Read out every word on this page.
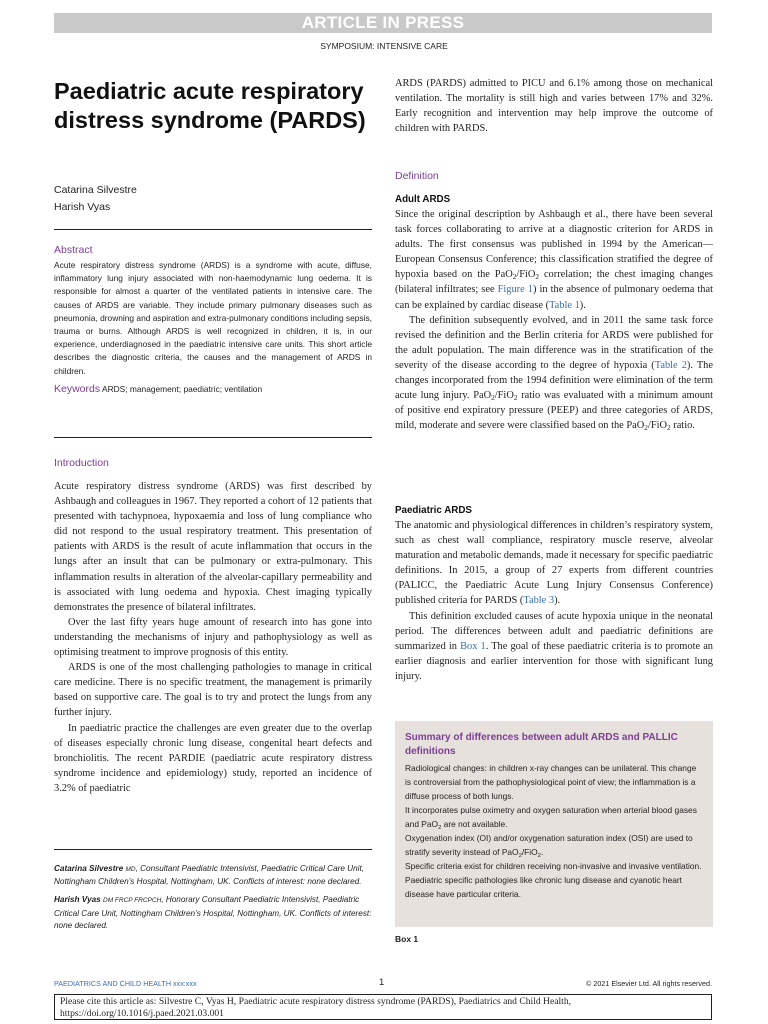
ARTICLE IN PRESS
SYMPOSIUM: INTENSIVE CARE
Paediatric acute respiratory distress syndrome (PARDS)
Catarina Silvestre
Harish Vyas
Abstract
Acute respiratory distress syndrome (ARDS) is a syndrome with acute, diffuse, inflammatory lung injury associated with non-haemodynamic lung oedema. It is responsible for almost a quarter of the ventilated patients in intensive care. The causes of ARDS are variable. They include primary pulmonary diseases such as pneumonia, drowning and aspiration and extra-pulmonary conditions including sepsis, trauma or burns. Although ARDS is well recognized in children, it is, in our experience, underdiagnosed in the paediatric intensive care units. This short article describes the diagnostic criteria, the causes and the management of ARDS in children.
Keywords ARDS; management; paediatric; ventilation
Introduction

Acute respiratory distress syndrome (ARDS) was first described by Ashbaugh and colleagues in 1967. They reported a cohort of 12 patients that presented with tachypnoea, hypoxaemia and loss of lung compliance who did not respond to the usual respiratory treatment. This presentation of patients with ARDS is the result of acute inflammation that occurs in the lungs after an insult that can be pulmonary or extra-pulmonary. This inflammation results in alteration of the alveolar-capillary permeability and is associated with lung oedema and hypoxia. Chest imaging typically demonstrates the presence of bilateral infiltrates.

Over the last fifty years huge amount of research into has gone into understanding the mechanisms of injury and pathophysiology as well as optimising treatment to improve prognosis of this entity.

ARDS is one of the most challenging pathologies to manage in critical care medicine. There is no specific treatment, the management is primarily based on supportive care. The goal is to try and protect the lungs from any further injury.

In paediatric practice the challenges are even greater due to the overlap of diseases especially chronic lung disease, congenital heart defects and bronchiolitis. The recent PARDIE (paediatric acute respiratory distress syndrome incidence and epidemiology) study, reported an incidence of 3.2% of paediatric

Catarina Silvestre MD, Consultant Paediatric Intensivist, Paediatric Critical Care Unit, Nottingham Children’s Hospital, Nottingham, UK. Conflicts of interest: none declared.

Harish Vyas DM FRCP FRCPCH, Honorary Consultant Paediatric Intensivist, Paediatric Critical Care Unit, Nottingham Children’s Hospital, Nottingham, UK. Conflicts of interest: none declared.

ARDS (PARDS) admitted to PICU and 6.1% among those on mechanical ventilation. The mortality is still high and varies between 17% and 32%. Early recognition and intervention may help improve the outcome of children with PARDS.

Definition
Adult ARDS

Since the original description by Ashbaugh et al., there have been several task forces collaborating to arrive at a diagnostic criterion for ARDS in adults. The first consensus was published in 1994 by the American—European Consensus Conference; this classification stratified the degree of hypoxia based on the PaO$_2$/FiO$_2$ correlation; the chest imaging changes (bilateral infiltrates; see Figure 1) in the absence of pulmonary oedema that can be explained by cardiac disease (Table 1).

The definition subsequently evolved, and in 2011 the same task force revised the definition and the Berlin criteria for ARDS were published for the adult population. The main difference was in the stratification of the severity of the disease according to the degree of hypoxia (Table 2). The changes incorporated from the 1994 definition were elimination of the term acute lung injury. PaO$_2$/FiO$_2$ ratio was evaluated with a minimum amount of positive end expiratory pressure (PEEP) and three categories of ARDS, mild, moderate and severe were classified based on the PaO$_2$/FiO$_2$ ratio.

Paediatric ARDS

The anatomic and physiological differences in children’s respiratory system, such as chest wall compliance, respiratory muscle reserve, alveolar maturation and metabolic demands, made it necessary for specific paediatric definitions. In 2015, a group of 27 experts from different countries (PALICC, the Paediatric Acute Lung Injury Consensus Conference) published criteria for PARDS (Table 3).

This definition excluded causes of acute hypoxia unique in the neonatal period. The differences between adult and paediatric definitions are summarized in Box 1. The goal of these paediatric criteria is to promote an earlier diagnosis and earlier intervention for those with significant lung injury.

Summary of differences between adult ARDS and PALLIC definitions
Radiological changes: in children x-ray changes can be unilateral. This change is controversial from the pathophysiological point of view; the inflammation is a diffuse process of both lungs.
It incorporates pulse oximetry and oxygen saturation when arterial blood gases and PaO$_2$ are not available.
Oxygenation index (OI) and/or oxygenation saturation index (OSI) are used to stratify severity instead of PaO$_2$/FiO$_2$.
Specific criteria exist for children receiving non-invasive and invasive ventilation.
Paediatric specific pathologies like chronic lung disease and cyanotic heart disease have particular criteria.
Box 1
PAEDIATRICS AND CHILD HEALTH xxx:xxx	1	© 2021 Elsevier Ltd. All rights reserved.
Please cite this article as: Silvestre C, Vyas H, Paediatric acute respiratory distress syndrome (PARDS), Paediatrics and Child Health, https://doi.org/10.1016/j.paed.2021.03.001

=-=-=

### Exercise
Return each line of the preceding material in which "task" can be found.

### Answer to the exercise
Since the original description by Ashbaugh et al., there have been several task forces collaborating to arrive at a diagnostic criterion for ARDS in adults. The first consensus was published in 1994 by the American—European Consensus Conference; this classification stratified the degree of hypoxia based on the PaO$_2$/FiO$_2$ correlation; the chest imaging changes (bilateral infiltrates; see Figure 1) in the absence of pulmonary oedema that can be explained by cardiac disease (Table 1).
The definition subsequently evolved, and in 2011 the same task force revised the definition and the Berlin criteria for ARDS were published for the adult population. The main difference was in the stratification of the severity of the disease according to the degree of hypoxia (Table 2). The changes incorporated from the 1994 definition were elimination of the term acute lung injury. PaO$_2$/FiO$_2$ ratio was evaluated with a minimum amount of positive end expiratory pressure (PEEP) and three categories of ARDS, mild, moderate and severe were classified based on the PaO$_2$/FiO$_2$ ratio.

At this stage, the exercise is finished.